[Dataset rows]
══════════════════════════════

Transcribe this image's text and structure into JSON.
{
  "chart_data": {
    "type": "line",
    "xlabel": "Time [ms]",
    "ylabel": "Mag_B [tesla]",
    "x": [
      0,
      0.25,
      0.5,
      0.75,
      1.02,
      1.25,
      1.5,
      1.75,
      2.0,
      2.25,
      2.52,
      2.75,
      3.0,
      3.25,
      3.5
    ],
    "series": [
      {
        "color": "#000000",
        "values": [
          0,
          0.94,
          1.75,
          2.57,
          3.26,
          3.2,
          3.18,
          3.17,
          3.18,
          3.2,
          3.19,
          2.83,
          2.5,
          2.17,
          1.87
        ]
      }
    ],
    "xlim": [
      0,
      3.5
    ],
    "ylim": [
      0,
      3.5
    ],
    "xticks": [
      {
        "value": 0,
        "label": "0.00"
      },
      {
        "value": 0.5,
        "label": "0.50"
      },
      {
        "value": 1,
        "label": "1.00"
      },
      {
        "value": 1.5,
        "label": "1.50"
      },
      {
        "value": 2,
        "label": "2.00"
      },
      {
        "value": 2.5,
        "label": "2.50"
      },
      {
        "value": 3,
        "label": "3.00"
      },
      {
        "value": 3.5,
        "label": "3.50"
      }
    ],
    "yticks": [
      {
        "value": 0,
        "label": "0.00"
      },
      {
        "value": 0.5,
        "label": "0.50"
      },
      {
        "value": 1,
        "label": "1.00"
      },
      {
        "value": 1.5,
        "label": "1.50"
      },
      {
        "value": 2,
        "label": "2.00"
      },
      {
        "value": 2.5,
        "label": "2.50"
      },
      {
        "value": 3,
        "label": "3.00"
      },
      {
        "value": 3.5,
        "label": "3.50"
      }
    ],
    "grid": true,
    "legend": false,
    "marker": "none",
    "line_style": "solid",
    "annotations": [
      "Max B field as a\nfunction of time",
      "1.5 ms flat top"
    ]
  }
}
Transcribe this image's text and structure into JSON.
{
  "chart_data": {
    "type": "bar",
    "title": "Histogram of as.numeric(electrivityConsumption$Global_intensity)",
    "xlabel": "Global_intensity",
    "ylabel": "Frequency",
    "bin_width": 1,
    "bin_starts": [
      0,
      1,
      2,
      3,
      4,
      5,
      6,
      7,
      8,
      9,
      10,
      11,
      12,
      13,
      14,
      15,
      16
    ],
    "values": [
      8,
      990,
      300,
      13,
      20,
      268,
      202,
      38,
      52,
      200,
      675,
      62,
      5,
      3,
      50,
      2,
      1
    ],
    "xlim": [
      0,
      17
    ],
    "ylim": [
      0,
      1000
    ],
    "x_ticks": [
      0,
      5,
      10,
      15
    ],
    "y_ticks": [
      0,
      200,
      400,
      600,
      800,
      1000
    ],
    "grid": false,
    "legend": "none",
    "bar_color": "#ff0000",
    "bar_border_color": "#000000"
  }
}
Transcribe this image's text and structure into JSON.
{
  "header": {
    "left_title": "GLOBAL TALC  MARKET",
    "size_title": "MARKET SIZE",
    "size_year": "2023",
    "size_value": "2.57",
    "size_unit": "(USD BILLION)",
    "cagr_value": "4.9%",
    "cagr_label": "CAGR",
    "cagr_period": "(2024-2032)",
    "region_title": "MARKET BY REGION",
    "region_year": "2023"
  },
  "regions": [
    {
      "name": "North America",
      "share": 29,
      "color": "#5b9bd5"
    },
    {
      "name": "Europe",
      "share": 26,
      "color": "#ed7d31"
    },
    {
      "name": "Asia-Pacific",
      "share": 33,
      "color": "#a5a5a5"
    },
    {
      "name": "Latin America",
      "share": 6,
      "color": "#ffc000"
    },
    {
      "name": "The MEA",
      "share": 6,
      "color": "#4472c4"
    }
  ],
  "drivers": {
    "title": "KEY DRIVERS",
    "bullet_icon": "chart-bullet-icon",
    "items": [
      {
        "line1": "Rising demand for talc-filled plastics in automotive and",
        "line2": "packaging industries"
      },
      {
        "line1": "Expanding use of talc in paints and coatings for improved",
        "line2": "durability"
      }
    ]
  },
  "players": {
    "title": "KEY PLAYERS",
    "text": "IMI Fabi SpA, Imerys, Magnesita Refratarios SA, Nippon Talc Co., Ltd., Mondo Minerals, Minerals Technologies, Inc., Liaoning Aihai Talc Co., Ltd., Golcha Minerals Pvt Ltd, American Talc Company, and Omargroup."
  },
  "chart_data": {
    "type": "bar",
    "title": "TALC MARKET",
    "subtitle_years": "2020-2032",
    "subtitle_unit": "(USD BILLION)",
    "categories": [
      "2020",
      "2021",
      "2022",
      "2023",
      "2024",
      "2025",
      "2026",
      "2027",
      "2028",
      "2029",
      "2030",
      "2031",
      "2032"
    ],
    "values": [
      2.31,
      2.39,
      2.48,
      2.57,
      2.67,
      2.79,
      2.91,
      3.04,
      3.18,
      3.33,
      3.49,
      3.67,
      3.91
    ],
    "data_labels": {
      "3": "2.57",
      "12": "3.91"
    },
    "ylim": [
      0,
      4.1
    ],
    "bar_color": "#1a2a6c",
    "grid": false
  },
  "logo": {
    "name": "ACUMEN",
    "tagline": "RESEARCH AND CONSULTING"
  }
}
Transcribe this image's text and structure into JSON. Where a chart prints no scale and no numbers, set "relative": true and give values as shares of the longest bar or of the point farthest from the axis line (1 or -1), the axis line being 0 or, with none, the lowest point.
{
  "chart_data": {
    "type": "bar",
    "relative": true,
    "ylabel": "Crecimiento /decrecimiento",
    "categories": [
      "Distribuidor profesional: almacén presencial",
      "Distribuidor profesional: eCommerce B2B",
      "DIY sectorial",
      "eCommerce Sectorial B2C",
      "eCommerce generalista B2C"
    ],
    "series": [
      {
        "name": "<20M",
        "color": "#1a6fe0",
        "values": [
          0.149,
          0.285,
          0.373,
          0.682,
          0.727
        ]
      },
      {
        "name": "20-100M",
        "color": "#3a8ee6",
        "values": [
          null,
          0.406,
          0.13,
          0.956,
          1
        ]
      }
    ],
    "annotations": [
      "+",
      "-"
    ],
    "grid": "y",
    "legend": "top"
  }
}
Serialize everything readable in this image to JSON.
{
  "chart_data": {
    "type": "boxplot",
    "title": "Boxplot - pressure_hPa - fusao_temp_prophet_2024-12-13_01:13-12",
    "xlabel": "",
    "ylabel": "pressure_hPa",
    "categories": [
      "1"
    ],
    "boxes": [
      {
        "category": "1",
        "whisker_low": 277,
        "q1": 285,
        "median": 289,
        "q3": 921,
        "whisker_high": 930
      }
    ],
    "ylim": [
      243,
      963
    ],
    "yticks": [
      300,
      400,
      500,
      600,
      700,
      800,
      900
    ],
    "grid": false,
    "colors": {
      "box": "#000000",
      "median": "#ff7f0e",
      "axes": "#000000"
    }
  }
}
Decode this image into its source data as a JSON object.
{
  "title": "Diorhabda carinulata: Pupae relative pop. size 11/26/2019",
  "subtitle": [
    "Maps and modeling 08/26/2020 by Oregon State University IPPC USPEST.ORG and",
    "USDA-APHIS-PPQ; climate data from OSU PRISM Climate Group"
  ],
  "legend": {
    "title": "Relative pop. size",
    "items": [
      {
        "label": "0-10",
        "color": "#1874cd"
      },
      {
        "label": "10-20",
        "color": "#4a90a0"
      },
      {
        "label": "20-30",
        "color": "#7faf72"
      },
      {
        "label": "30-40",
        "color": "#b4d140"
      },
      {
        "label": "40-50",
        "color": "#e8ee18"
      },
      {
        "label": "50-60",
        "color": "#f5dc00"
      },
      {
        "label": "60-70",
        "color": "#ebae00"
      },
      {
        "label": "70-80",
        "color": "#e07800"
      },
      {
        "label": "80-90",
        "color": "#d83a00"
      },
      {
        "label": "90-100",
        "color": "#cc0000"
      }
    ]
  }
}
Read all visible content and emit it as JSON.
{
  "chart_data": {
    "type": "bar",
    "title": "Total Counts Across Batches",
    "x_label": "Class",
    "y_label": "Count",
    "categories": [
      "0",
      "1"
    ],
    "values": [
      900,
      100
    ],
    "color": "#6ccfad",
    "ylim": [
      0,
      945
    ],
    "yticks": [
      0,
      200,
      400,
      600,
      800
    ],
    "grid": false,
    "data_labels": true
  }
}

══════════════════════════════

Requirement: Take every line from the data that contains the word "name".

Answer to the exercise:
      "name": "North America",
      "name": "Europe",
      "name": "Asia-Pacific",
      "name": "Latin America",
      "name": "The MEA",
    "name": "ACUMEN",
        "name": "<20M",
        "name": "20-100M",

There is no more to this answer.